> _Extract provided_
Invest funds from the Volkswagen diesel settlement in EV charging stations
As a result of Volkswagen’s diesel emissions tests cheating, the company agreed to pay U.S. states almost $3 billion to reduce air pollution, of which 15%, or about $450 million, can be used for EV charging infrastructure.16 Consider the following state spotlights:
Colorado
The Colorado Energy Office launched Charge Ahead Colorado, using its Volkswagen settlement money in addition to funds from the Federal Highway Administration’s Congestion Mitigation Air Quality program and state dollars.17 Prioritizing workplace and multifamily locations, the program provides rebates of up to 80% to local governments, school districts, state agencies, nonprofits organizations, apartment/condominium complexes and private businesses. The state also awarded a third-party EV charging company, ChargePoint, more than $10 million to build a network of 33 DC fast chargers across the state.

> _Data section_
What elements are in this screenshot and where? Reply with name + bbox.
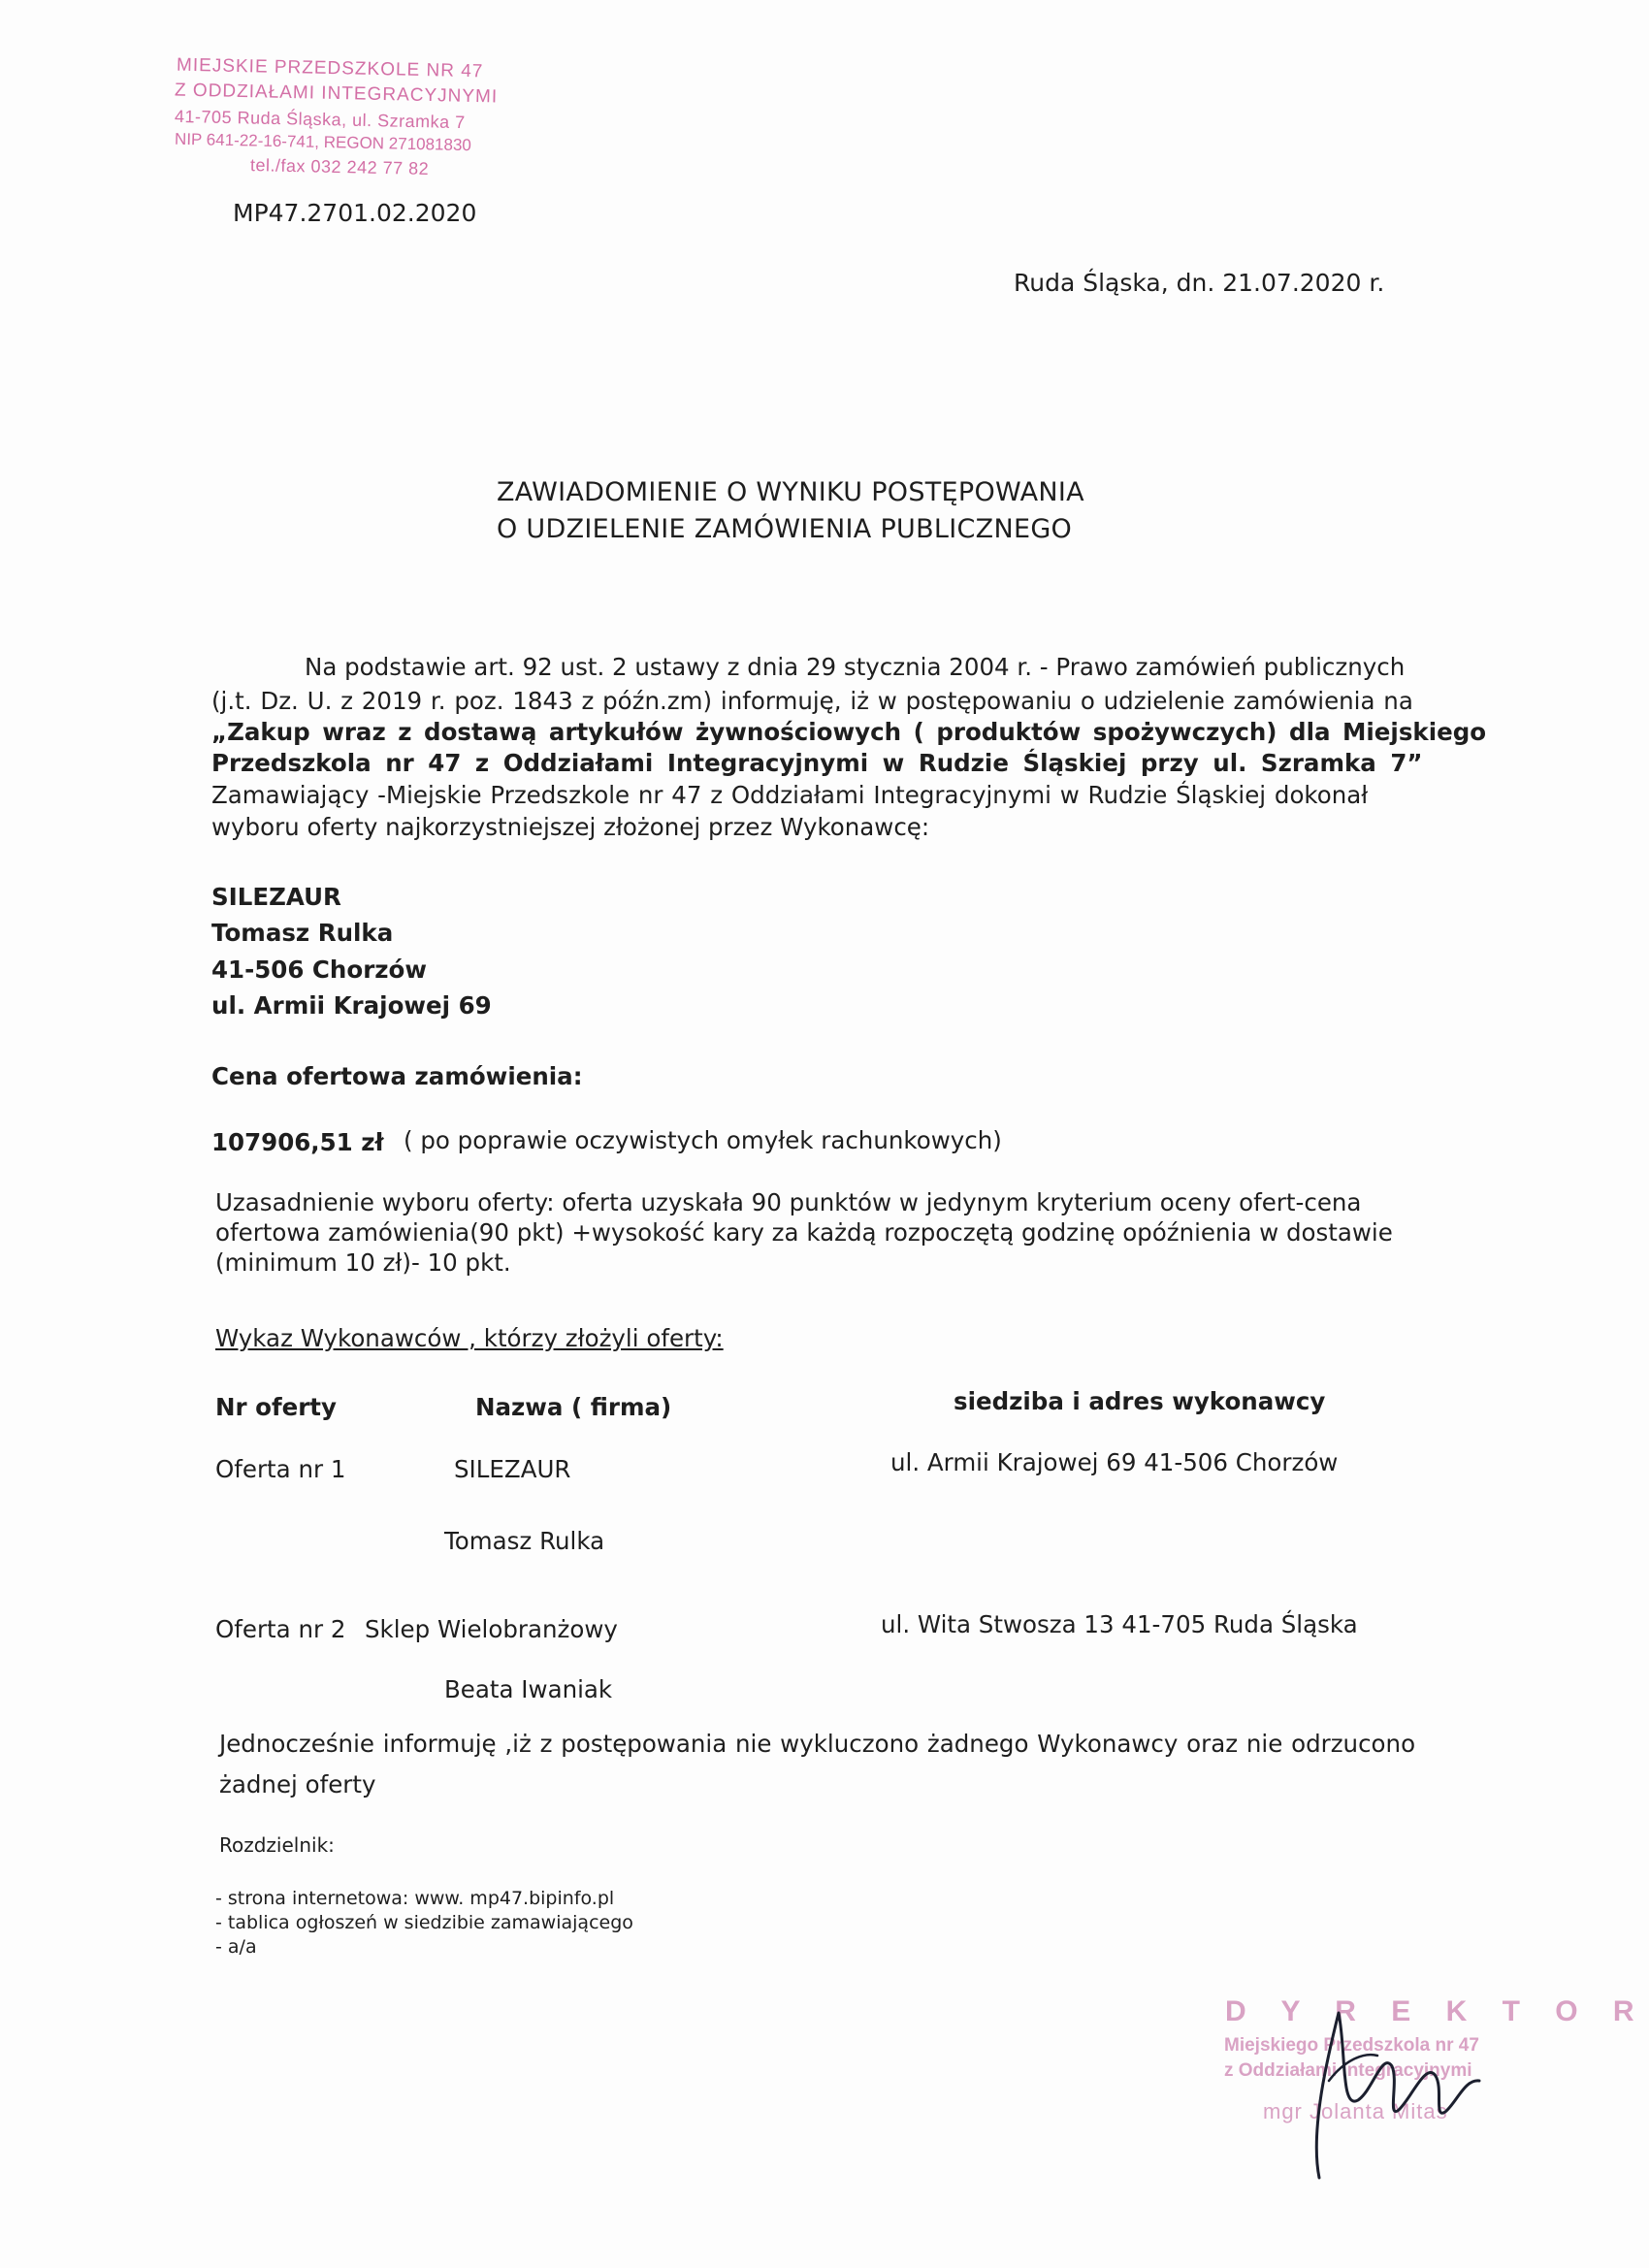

> _Required actions_
1. Translate this sentence from the extract on the Volkswagen settlement into Spanish: "The state also awarded a third-party EV charging company, ChargePoint, more than $10 million to build a network of 33 DC fast chargers across the state."
2. Answer from the extract on the Volkswagen settlement:
(a) What share of the settlement money can go to EV charging infrastructure?
(b) Which kinds of locations does Charge Ahead Colorado prioritize?
(c) How many DC fast chargers is ChargePoint to build?
3. Write a continuation of the extract on the Volkswagen settlement and EV charging, starting after its last sentence.

> _Expected results_
1. El estado también otorgó a una empresa externa de carga de vehículos eléctricos, ChargePoint, más de 10 millones de dólares para construir una red de 33 cargadores rápidos de corriente continua en todo el estado.

2.
(a) 15%, or about $450 million.
(b) Workplace and multifamily locations.
(c) 33.

3.
Virginia
Virginia was one of the first states to commit to using the full 15% of its Volkswagen settlement funds on EV charging infrastructure. In autumn 2018, the commonwealth entered into a public-private partnership with a third-party EV charging company, EVgo, to spend its $14 million settlement on a public network of DC fast chargers and Level 2 chargers.18
Provide financial incentives for EV supply equipment
Twenty-seven states offer incentives to defray the costs of installing EV supply equipment for residential, commercial and retail service stations.19 The price of a Level 2 residential charger ranges from $500 to $2,000 for the charger and professional electrical installation.20 Program details vary; for example, Oregon is offering $300 customer rebates and Utah’s Rocky Mountain Power utility is offering up to 75% off of equipment costs.21
Offer incentives beyond rebates
States are using a creative range of incentives beyond rebates to accelerate EV adoption. Thirteen states allow EVs to use HOV lanes or provide special parking privileges.22 A different set of 14 states exempt hybrid or electric cars from emissions testing.23 Other incentives include discounts on tolls and reduced rates for charging.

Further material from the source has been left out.